> **What the exercise asks**
Copy out each line of the data holding "this".
** BEGIN Provided data **
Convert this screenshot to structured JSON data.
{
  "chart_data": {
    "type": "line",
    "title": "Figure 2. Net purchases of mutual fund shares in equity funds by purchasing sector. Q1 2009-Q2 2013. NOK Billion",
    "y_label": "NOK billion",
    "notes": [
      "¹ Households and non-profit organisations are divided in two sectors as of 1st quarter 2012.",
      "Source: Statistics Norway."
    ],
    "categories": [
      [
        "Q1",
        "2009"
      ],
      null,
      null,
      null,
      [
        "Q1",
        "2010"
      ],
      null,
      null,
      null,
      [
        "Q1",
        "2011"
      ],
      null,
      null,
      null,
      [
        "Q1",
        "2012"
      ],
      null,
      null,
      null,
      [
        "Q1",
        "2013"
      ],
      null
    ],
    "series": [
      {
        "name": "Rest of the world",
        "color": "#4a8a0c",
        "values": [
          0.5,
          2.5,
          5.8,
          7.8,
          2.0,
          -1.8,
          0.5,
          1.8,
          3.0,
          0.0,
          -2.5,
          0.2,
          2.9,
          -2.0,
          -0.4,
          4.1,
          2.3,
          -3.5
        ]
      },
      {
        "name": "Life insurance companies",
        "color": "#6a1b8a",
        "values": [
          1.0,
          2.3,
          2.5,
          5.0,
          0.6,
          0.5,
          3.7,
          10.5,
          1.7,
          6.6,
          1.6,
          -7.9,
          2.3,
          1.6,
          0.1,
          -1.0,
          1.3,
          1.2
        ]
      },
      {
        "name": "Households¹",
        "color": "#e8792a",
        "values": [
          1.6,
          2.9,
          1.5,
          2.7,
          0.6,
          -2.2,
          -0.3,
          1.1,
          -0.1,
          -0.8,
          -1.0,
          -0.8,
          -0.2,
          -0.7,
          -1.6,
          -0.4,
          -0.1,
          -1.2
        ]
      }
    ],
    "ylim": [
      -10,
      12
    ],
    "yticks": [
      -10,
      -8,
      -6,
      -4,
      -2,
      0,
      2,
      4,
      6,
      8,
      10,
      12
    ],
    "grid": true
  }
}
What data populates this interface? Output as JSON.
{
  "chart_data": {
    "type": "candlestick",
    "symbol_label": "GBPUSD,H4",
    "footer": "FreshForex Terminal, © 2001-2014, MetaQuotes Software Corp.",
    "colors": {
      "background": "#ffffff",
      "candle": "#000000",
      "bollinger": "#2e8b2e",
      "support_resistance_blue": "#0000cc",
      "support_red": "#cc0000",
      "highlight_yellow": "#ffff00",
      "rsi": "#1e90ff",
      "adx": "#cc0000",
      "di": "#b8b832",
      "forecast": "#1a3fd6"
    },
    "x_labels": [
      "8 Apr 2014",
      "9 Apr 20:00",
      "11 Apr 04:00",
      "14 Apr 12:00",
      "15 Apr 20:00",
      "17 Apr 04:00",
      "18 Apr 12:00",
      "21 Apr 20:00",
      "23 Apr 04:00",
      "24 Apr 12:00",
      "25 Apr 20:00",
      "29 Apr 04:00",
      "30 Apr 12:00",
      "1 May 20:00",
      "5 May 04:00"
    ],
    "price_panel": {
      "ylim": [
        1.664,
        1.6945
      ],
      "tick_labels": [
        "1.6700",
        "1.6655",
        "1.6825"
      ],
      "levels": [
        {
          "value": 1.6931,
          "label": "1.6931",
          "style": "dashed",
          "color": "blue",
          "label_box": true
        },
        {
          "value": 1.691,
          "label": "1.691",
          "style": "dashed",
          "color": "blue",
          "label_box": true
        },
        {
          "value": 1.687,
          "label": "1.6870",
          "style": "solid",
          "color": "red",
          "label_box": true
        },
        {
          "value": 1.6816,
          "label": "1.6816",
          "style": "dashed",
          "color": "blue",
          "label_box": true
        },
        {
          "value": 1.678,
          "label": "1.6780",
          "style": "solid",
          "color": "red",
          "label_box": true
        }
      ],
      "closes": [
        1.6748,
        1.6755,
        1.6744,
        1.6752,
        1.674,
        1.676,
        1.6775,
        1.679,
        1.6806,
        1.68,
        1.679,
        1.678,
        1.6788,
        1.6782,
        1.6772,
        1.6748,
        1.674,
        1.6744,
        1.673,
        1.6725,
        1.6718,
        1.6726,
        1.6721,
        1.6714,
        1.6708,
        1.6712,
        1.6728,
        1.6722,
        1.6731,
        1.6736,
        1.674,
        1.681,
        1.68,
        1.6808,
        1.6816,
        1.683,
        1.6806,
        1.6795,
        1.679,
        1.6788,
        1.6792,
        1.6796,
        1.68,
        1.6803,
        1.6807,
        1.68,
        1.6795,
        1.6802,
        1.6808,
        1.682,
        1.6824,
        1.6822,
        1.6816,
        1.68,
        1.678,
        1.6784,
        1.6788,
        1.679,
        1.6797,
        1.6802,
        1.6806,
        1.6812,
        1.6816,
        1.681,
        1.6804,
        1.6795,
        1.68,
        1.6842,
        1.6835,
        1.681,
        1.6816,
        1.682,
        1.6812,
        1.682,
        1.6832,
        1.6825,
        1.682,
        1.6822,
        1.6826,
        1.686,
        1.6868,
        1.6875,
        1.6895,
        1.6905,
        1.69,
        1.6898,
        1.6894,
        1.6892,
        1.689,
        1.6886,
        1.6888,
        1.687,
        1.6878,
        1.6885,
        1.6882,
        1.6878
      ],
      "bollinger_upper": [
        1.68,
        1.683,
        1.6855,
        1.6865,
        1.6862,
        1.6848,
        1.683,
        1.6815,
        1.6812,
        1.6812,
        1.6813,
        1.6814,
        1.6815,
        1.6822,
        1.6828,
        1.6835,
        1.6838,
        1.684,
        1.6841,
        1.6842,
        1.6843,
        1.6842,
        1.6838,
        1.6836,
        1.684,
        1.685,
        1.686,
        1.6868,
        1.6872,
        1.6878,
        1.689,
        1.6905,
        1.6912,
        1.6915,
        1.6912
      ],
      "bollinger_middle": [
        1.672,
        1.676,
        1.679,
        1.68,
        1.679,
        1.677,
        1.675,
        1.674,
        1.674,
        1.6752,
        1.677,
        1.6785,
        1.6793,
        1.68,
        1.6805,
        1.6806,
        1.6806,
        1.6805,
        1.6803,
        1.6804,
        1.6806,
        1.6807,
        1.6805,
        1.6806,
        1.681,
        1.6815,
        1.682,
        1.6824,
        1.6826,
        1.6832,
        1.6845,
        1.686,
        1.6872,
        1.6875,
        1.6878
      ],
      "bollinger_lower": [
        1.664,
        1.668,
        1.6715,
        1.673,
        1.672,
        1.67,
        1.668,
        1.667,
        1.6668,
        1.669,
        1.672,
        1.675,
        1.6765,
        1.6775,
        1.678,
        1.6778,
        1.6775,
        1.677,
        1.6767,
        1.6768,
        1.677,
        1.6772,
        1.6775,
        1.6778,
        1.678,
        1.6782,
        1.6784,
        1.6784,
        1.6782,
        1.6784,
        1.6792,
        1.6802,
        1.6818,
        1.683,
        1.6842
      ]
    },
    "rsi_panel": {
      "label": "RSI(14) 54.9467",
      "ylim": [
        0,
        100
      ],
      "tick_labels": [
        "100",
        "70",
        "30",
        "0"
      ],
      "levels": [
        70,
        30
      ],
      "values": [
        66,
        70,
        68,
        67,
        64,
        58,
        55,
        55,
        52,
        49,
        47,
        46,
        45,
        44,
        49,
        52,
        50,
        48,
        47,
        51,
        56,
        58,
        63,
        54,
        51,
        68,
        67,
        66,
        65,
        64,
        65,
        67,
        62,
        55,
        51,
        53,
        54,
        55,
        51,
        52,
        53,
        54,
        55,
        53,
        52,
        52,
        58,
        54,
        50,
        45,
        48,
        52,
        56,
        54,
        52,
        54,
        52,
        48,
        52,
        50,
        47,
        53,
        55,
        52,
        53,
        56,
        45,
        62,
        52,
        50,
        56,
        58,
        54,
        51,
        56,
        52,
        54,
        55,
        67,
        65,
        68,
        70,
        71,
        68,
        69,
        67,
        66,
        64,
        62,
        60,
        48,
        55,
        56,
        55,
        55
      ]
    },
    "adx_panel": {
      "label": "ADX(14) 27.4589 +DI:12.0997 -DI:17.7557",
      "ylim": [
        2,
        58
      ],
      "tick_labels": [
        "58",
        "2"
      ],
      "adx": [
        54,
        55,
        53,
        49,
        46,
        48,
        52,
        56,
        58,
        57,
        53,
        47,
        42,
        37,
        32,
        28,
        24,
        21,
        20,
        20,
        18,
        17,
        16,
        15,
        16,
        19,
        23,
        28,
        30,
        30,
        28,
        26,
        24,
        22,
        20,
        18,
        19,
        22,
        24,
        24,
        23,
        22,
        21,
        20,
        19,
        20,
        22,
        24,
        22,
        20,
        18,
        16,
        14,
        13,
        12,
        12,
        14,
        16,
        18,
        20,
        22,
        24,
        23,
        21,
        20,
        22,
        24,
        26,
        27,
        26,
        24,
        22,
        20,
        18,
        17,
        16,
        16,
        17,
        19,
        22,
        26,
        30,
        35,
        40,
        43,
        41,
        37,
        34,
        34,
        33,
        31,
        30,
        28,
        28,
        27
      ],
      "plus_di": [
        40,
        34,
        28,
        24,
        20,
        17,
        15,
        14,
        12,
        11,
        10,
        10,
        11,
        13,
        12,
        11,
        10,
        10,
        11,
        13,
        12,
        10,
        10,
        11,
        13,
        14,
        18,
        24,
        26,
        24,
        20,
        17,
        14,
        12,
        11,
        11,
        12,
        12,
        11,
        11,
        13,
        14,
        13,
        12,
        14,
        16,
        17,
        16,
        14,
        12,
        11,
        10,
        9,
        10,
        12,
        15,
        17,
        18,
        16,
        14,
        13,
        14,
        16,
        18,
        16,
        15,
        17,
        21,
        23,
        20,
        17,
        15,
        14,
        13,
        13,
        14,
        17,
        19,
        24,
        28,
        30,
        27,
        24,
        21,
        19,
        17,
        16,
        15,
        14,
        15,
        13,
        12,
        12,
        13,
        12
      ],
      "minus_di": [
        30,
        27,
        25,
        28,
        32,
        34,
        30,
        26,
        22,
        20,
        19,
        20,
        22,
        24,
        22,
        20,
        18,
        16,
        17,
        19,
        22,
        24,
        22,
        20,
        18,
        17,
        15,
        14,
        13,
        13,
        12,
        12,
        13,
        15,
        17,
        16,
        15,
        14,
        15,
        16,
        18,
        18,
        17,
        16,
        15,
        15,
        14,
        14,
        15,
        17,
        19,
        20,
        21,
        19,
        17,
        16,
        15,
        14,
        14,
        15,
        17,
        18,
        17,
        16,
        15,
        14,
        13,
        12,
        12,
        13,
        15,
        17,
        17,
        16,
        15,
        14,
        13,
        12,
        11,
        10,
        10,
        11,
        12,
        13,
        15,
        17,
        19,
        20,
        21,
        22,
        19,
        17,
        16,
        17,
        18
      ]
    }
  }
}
** END Provided data **
> **Answer in full**
Convert this screenshot to structured JSON data.
What data populates this interface? Output as JSON.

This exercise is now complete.